# Excerpt from a dataset

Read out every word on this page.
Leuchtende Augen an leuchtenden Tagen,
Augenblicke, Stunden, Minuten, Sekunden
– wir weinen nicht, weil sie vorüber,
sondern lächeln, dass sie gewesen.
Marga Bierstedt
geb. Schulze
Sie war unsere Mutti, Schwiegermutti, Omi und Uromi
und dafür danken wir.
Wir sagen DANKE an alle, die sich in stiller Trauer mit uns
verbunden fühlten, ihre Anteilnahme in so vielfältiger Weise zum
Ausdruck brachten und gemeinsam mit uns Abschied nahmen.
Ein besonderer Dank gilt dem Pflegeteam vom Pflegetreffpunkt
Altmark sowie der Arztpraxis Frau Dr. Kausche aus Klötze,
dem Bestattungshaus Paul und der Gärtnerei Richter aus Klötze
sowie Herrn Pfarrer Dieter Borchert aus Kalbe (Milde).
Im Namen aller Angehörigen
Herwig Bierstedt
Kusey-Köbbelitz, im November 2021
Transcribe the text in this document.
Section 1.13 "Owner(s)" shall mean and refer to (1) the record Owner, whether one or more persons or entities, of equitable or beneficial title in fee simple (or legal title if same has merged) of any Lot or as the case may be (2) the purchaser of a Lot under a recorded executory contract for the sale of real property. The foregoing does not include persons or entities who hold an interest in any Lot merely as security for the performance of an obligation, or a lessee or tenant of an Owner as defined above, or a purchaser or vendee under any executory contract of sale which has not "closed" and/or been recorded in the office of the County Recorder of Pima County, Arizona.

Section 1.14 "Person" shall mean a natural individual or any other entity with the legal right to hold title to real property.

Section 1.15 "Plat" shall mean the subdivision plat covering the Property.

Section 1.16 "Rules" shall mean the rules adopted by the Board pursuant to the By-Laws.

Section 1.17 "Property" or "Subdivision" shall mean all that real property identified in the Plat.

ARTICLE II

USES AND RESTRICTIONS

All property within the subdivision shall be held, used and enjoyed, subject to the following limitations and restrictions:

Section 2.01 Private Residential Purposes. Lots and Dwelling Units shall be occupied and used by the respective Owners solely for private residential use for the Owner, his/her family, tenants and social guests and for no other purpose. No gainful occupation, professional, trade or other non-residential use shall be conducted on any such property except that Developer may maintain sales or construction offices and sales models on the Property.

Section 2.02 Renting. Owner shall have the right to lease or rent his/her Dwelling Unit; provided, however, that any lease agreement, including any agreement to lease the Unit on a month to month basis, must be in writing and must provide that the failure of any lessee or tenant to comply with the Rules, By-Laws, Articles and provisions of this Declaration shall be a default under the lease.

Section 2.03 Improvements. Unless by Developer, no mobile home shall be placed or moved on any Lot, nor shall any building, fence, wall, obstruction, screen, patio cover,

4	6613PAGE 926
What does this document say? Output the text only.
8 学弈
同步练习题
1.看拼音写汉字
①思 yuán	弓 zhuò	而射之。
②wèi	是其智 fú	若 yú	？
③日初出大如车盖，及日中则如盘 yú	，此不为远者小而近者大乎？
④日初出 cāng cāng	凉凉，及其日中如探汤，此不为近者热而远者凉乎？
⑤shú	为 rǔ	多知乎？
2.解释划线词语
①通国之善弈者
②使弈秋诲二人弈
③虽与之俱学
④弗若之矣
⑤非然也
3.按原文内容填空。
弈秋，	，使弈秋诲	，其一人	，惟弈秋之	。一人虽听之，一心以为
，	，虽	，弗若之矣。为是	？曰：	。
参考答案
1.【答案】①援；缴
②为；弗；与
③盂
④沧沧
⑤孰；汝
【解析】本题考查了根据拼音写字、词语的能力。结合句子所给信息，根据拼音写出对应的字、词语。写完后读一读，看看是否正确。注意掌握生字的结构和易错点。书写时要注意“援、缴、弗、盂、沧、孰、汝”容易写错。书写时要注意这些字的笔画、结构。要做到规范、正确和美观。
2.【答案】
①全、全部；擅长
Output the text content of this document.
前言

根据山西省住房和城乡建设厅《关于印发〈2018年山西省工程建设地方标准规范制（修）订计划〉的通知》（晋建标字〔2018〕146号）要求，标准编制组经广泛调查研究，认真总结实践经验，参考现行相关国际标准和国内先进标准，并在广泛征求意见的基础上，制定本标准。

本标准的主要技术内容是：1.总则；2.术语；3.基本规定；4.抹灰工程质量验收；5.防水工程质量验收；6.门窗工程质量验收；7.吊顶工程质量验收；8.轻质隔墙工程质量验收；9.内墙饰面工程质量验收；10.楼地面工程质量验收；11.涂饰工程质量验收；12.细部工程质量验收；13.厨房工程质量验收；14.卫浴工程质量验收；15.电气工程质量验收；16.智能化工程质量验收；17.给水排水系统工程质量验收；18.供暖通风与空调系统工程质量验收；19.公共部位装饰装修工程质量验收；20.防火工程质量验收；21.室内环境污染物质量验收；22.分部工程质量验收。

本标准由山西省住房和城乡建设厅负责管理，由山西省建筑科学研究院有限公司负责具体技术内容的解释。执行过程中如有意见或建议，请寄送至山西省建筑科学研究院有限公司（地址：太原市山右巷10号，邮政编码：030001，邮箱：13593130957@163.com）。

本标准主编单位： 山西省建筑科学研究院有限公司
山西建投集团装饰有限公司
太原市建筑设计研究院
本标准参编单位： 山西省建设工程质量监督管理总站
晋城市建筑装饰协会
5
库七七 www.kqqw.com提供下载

# REQUEST
Reproduce nothing but the lines from the line containing "Output the text content of this document." to the last line of the data, each exactly as written.

# TASK ANSWER
Output the text content of this document.
前言

根据山西省住房和城乡建设厅《关于印发〈2018年山西省工程建设地方标准规范制（修）订计划〉的通知》（晋建标字〔2018〕146号）要求，标准编制组经广泛调查研究，认真总结实践经验，参考现行相关国际标准和国内先进标准，并在广泛征求意见的基础上，制定本标准。

本标准的主要技术内容是：1.总则；2.术语；3.基本规定；4.抹灰工程质量验收；5.防水工程质量验收；6.门窗工程质量验收；7.吊顶工程质量验收；8.轻质隔墙工程质量验收；9.内墙饰面工程质量验收；10.楼地面工程质量验收；11.涂饰工程质量验收；12.细部工程质量验收；13.厨房工程质量验收；14.卫浴工程质量验收；15.电气工程质量验收；16.智能化工程质量验收；17.给水排水系统工程质量验收；18.供暖通风与空调系统工程质量验收；19.公共部位装饰装修工程质量验收；20.防火工程质量验收；21.室内环境污染物质量验收；22.分部工程质量验收。

本标准由山西省住房和城乡建设厅负责管理，由山西省建筑科学研究院有限公司负责具体技术内容的解释。执行过程中如有意见或建议，请寄送至山西省建筑科学研究院有限公司（地址：太原市山右巷10号，邮政编码：030001，邮箱：13593130957@163.com）。

本标准主编单位： 山西省建筑科学研究院有限公司
山西建投集团装饰有限公司
太原市建筑设计研究院
本标准参编单位： 山西省建设工程质量监督管理总站
晋城市建筑装饰协会
5
库七七 www.kqqw.com提供下载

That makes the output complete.